** WHAT THIS TASK INVOLVES **
Look below. Copy each line that has "plant" in it.

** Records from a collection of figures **

** start **

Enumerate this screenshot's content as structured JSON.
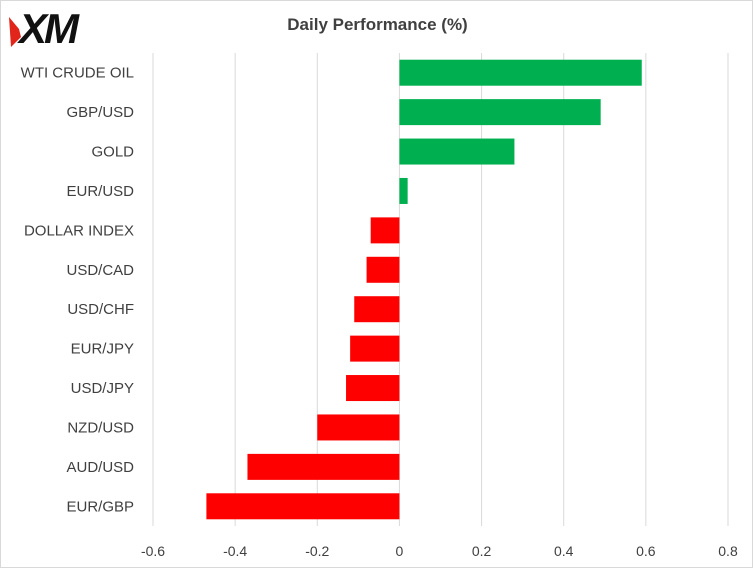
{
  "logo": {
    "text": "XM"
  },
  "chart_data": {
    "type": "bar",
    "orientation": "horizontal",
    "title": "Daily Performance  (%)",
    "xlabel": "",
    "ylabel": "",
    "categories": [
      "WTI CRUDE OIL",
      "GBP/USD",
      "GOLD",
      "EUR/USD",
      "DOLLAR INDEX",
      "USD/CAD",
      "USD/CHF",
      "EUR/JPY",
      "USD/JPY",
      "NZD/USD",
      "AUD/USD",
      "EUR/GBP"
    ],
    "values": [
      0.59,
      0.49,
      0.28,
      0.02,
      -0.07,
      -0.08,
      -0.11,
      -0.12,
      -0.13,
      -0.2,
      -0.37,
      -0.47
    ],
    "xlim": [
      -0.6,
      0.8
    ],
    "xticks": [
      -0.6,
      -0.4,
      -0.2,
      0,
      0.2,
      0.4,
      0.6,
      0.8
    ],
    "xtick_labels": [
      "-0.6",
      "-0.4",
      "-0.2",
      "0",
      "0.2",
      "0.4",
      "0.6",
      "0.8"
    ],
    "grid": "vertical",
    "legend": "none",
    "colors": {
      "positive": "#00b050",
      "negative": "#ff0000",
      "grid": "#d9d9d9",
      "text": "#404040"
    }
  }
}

** end **
** start **

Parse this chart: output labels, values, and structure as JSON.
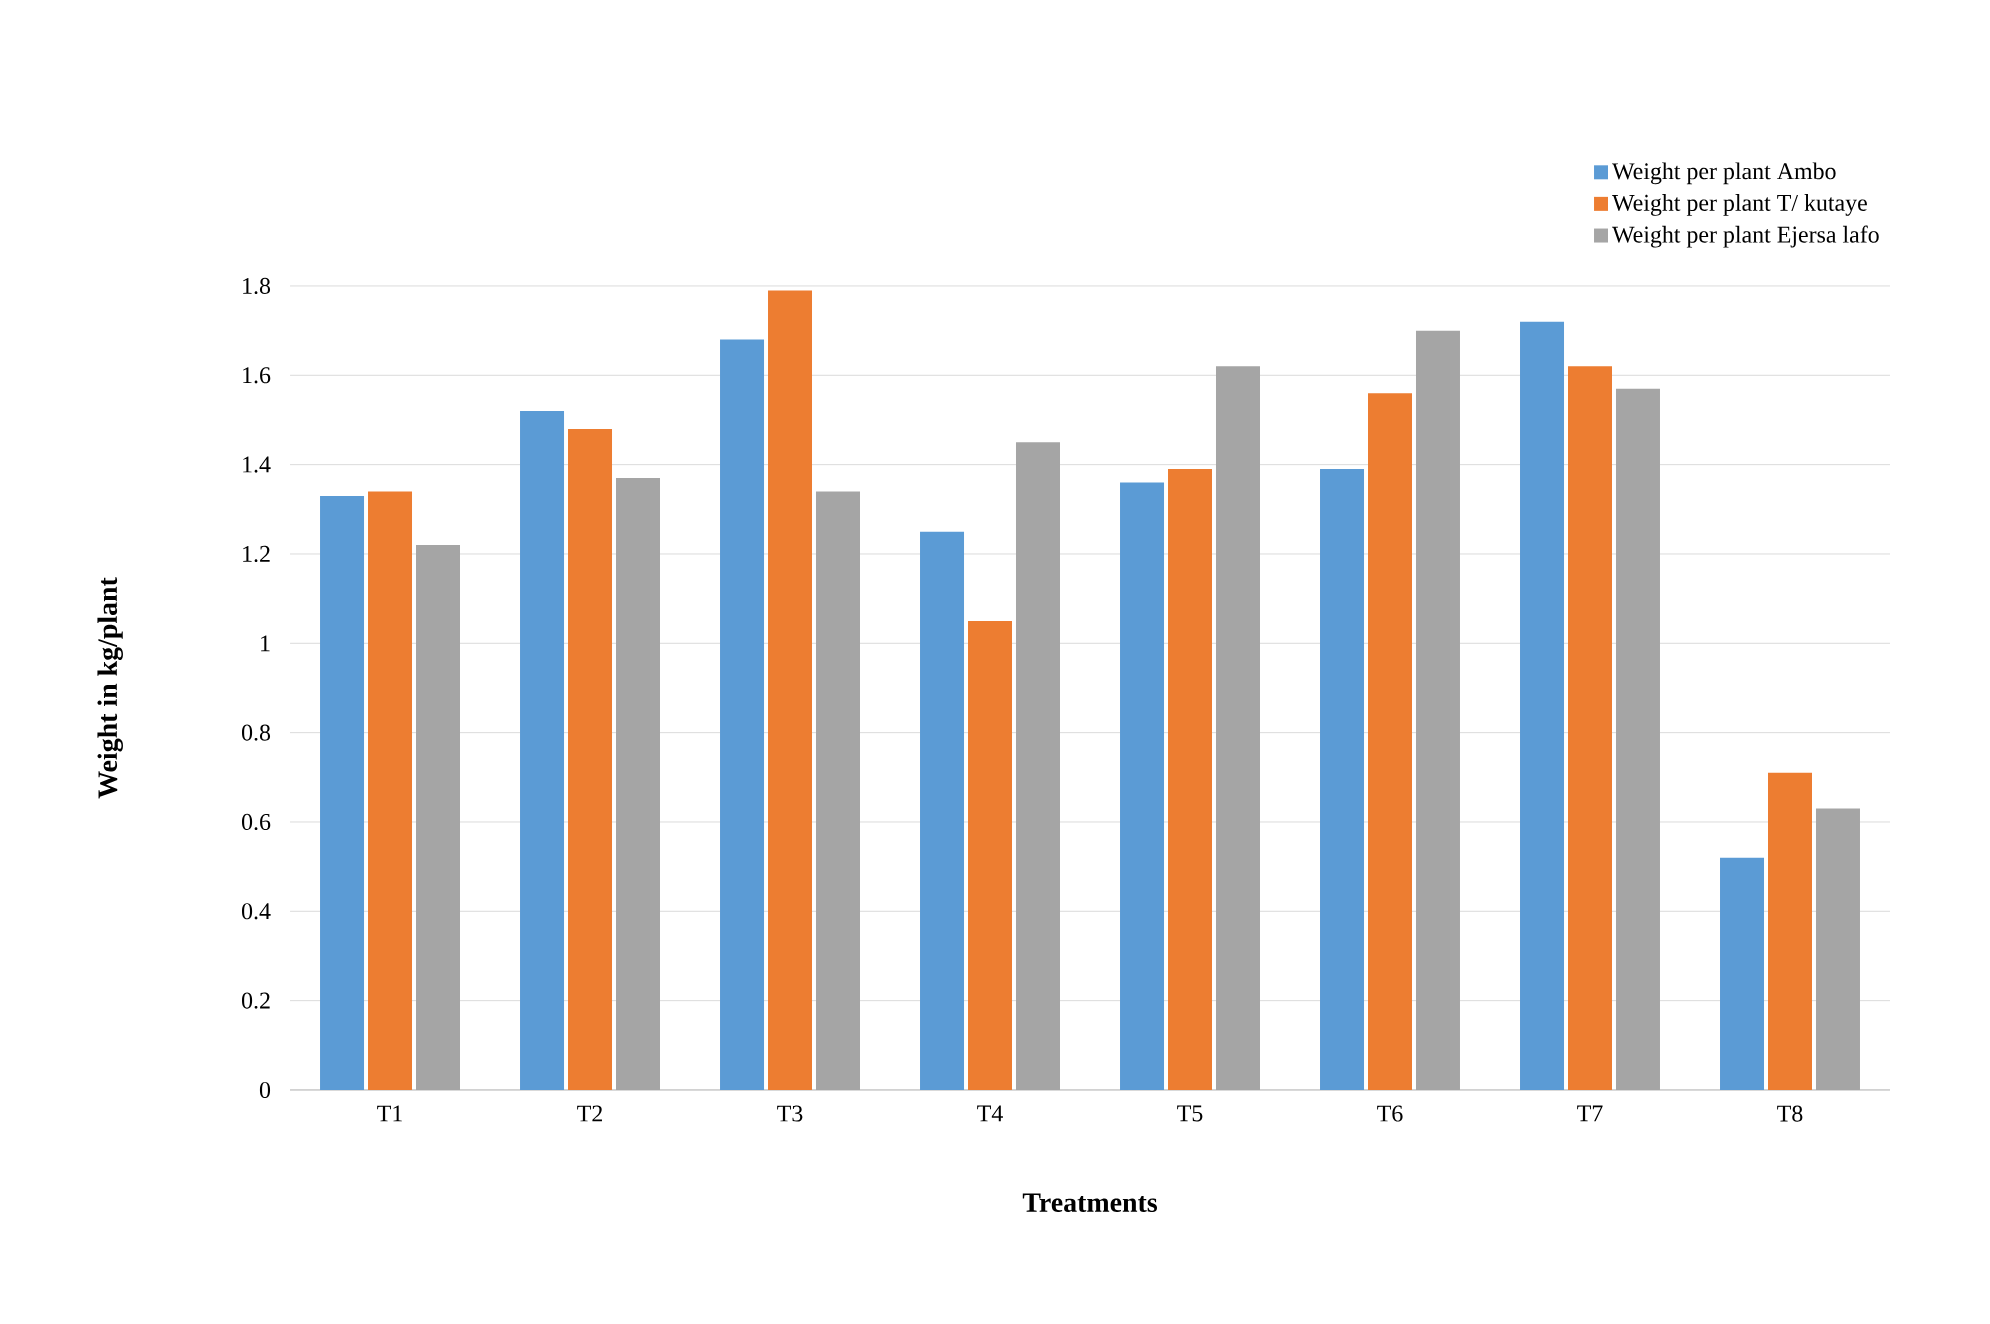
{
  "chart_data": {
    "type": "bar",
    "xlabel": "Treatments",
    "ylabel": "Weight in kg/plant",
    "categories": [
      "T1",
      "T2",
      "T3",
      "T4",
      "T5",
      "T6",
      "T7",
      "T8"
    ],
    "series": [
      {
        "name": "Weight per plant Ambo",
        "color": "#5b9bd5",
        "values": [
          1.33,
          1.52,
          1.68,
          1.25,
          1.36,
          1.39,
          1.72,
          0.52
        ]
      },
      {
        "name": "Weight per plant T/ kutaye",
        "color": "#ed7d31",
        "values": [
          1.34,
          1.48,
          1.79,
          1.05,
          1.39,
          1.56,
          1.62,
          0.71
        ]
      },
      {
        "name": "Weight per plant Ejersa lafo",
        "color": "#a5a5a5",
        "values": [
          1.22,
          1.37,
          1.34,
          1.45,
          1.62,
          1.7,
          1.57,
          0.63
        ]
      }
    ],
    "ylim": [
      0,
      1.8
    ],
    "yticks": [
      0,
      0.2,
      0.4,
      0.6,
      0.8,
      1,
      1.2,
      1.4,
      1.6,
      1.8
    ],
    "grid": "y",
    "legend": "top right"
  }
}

** end **

** ANSWER TO THE TASK **
    "ylabel": "Weight in kg/plant",
        "name": "Weight per plant Ambo",
        "name": "Weight per plant T/ kutaye",
        "name": "Weight per plant Ejersa lafo",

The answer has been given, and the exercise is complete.